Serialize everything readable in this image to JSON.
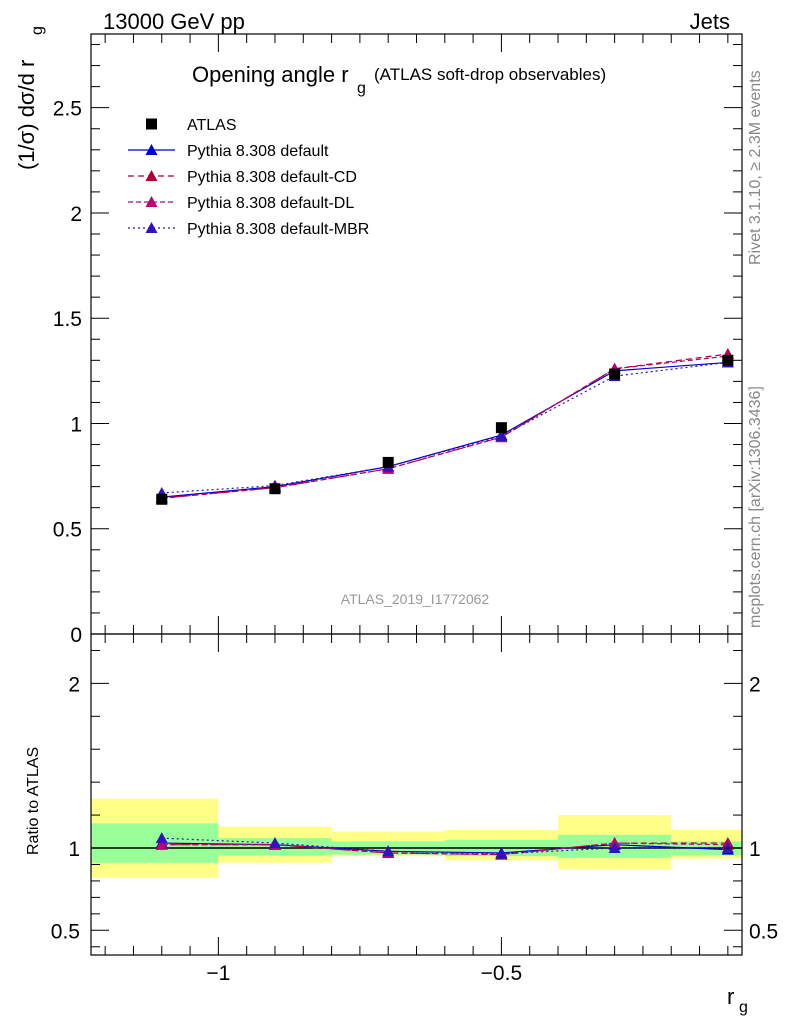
{
  "header": {
    "left": "13000 GeV pp",
    "right": "Jets"
  },
  "side_labels": {
    "rivet": "Rivet 3.1.10, ≥ 2.3M events",
    "mcplots": "mcplots.cern.ch [arXiv:1306.3436]"
  },
  "chart_data": {
    "type": "line",
    "title": "Opening angle r",
    "title_sub": "g",
    "title_suffix": "(ATLAS soft-drop observables)",
    "analysis_id": "ATLAS_2019_I1772062",
    "xlabel": "r",
    "xlabel_sub": "g",
    "ylabel": "(1/σ) dσ/d r",
    "ylabel_sub": "g",
    "ratio_ylabel": "Ratio to ATLAS",
    "xlim": [
      -1.225,
      -0.075
    ],
    "ylim": [
      0,
      2.85
    ],
    "ratio_ylim": [
      0.35,
      2.3
    ],
    "x_ticks": [
      -1,
      -0.5
    ],
    "x_tick_labels": [
      "−1",
      "−0.5"
    ],
    "y_ticks": [
      0.5,
      1,
      1.5,
      2,
      2.5
    ],
    "y_tick_labels": [
      "0.5",
      "1",
      "1.5",
      "2",
      "2.5"
    ],
    "y_zero_label": "0",
    "ratio_y_ticks": [
      0.5,
      1,
      2
    ],
    "ratio_y_tick_labels": [
      "0.5",
      "1",
      "2"
    ],
    "bin_edges": [
      -1.225,
      -1.0,
      -0.8,
      -0.6,
      -0.4,
      -0.2,
      -0.075
    ],
    "x": [
      -1.1,
      -0.9,
      -0.7,
      -0.5,
      -0.3,
      -0.1
    ],
    "data": {
      "name": "ATLAS",
      "values": [
        0.64,
        0.69,
        0.815,
        0.98,
        1.235,
        1.3
      ],
      "ratio_band_inner": [
        [
          0.91,
          1.15
        ],
        [
          0.955,
          1.06
        ],
        [
          0.96,
          1.04
        ],
        [
          0.95,
          1.05
        ],
        [
          0.94,
          1.08
        ],
        [
          0.955,
          1.04
        ]
      ],
      "ratio_band_outer": [
        [
          0.82,
          1.3
        ],
        [
          0.91,
          1.13
        ],
        [
          0.95,
          1.1
        ],
        [
          0.925,
          1.11
        ],
        [
          0.87,
          1.2
        ],
        [
          0.935,
          1.11
        ]
      ]
    },
    "series": [
      {
        "name": "Pythia 8.308 default",
        "color": "#0000cc",
        "dash": "",
        "values": [
          0.65,
          0.7,
          0.795,
          0.945,
          1.25,
          1.29
        ],
        "ratio": [
          1.03,
          1.02,
          0.98,
          0.97,
          1.02,
          0.99
        ]
      },
      {
        "name": "Pythia 8.308 default-CD",
        "color": "#aa0033",
        "dash": "6,4",
        "values": [
          0.645,
          0.695,
          0.785,
          0.935,
          1.26,
          1.33
        ],
        "ratio": [
          1.02,
          1.02,
          0.97,
          0.96,
          1.03,
          1.03
        ]
      },
      {
        "name": "Pythia 8.308 default-DL",
        "color": "#bb0077",
        "dash": "5,3",
        "values": [
          0.645,
          0.695,
          0.785,
          0.935,
          1.26,
          1.32
        ],
        "ratio": [
          1.02,
          1.02,
          0.97,
          0.96,
          1.03,
          1.02
        ]
      },
      {
        "name": "Pythia 8.308 default-MBR",
        "color": "#3311bb",
        "dash": "2,3",
        "values": [
          0.67,
          0.705,
          0.795,
          0.94,
          1.225,
          1.29
        ],
        "ratio": [
          1.06,
          1.03,
          0.98,
          0.965,
          1.0,
          1.0
        ]
      }
    ]
  }
}
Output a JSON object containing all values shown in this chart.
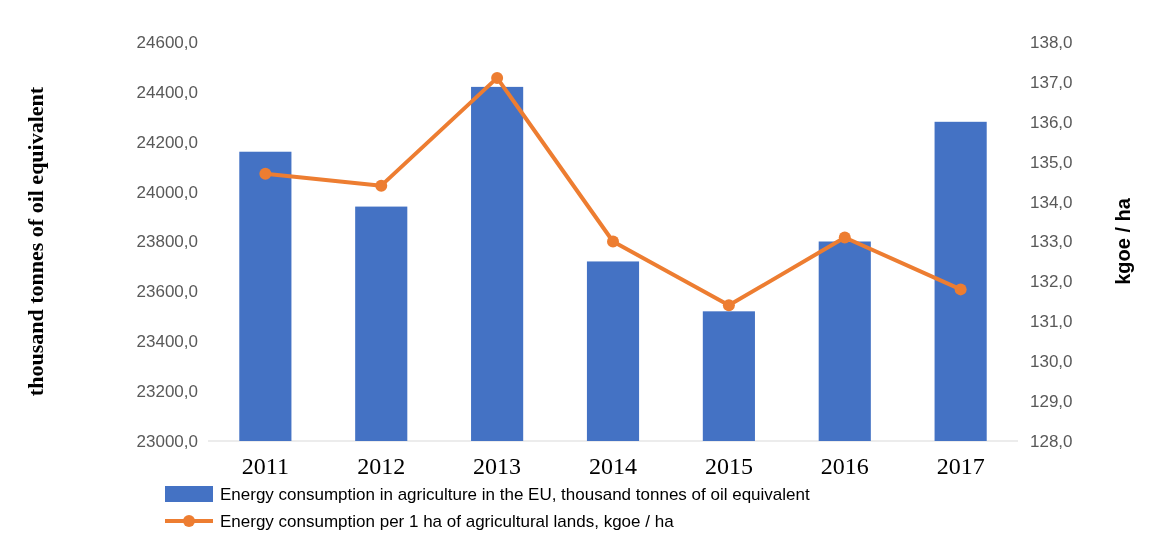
{
  "chart_data": {
    "type": "bar",
    "categories": [
      "2011",
      "2012",
      "2013",
      "2014",
      "2015",
      "2016",
      "2017"
    ],
    "ylabel": "thousand tonnes of oil equivalent",
    "y2label": "kgoe / ha",
    "series": [
      {
        "name": "Energy consumption in agriculture in the EU, thousand tonnes of oil equivalent",
        "color": "#4472c4",
        "values": [
          24160,
          23940,
          24420,
          23720,
          23520,
          23800,
          24280
        ]
      },
      {
        "name": "Energy consumption per 1 ha of agricultural lands, kgoe / ha",
        "type": "line",
        "axis": "y2",
        "color": "#ed7d31",
        "marker": "circle",
        "values": [
          134.7,
          134.4,
          137.1,
          133.0,
          131.4,
          133.1,
          131.8
        ]
      }
    ],
    "ylim": [
      23000,
      24600
    ],
    "yticks": [
      {
        "value": 23000,
        "label": "23000,0"
      },
      {
        "value": 23200,
        "label": "23200,0"
      },
      {
        "value": 23400,
        "label": "23400,0"
      },
      {
        "value": 23600,
        "label": "23600,0"
      },
      {
        "value": 23800,
        "label": "23800,0"
      },
      {
        "value": 24000,
        "label": "24000,0"
      },
      {
        "value": 24200,
        "label": "24200,0"
      },
      {
        "value": 24400,
        "label": "24400,0"
      },
      {
        "value": 24600,
        "label": "24600,0"
      }
    ],
    "y2lim": [
      128,
      138
    ],
    "y2ticks": [
      {
        "value": 128,
        "label": "128,0"
      },
      {
        "value": 129,
        "label": "129,0"
      },
      {
        "value": 130,
        "label": "130,0"
      },
      {
        "value": 131,
        "label": "131,0"
      },
      {
        "value": 132,
        "label": "132,0"
      },
      {
        "value": 133,
        "label": "133,0"
      },
      {
        "value": 134,
        "label": "134,0"
      },
      {
        "value": 135,
        "label": "135,0"
      },
      {
        "value": 136,
        "label": "136,0"
      },
      {
        "value": 137,
        "label": "137,0"
      },
      {
        "value": 138,
        "label": "138,0"
      }
    ],
    "legend": "bottom"
  }
}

################

* Given task
Tally up the lines in the records containing the word "JSON", then give the count and nothing else.

* Solved exercise
2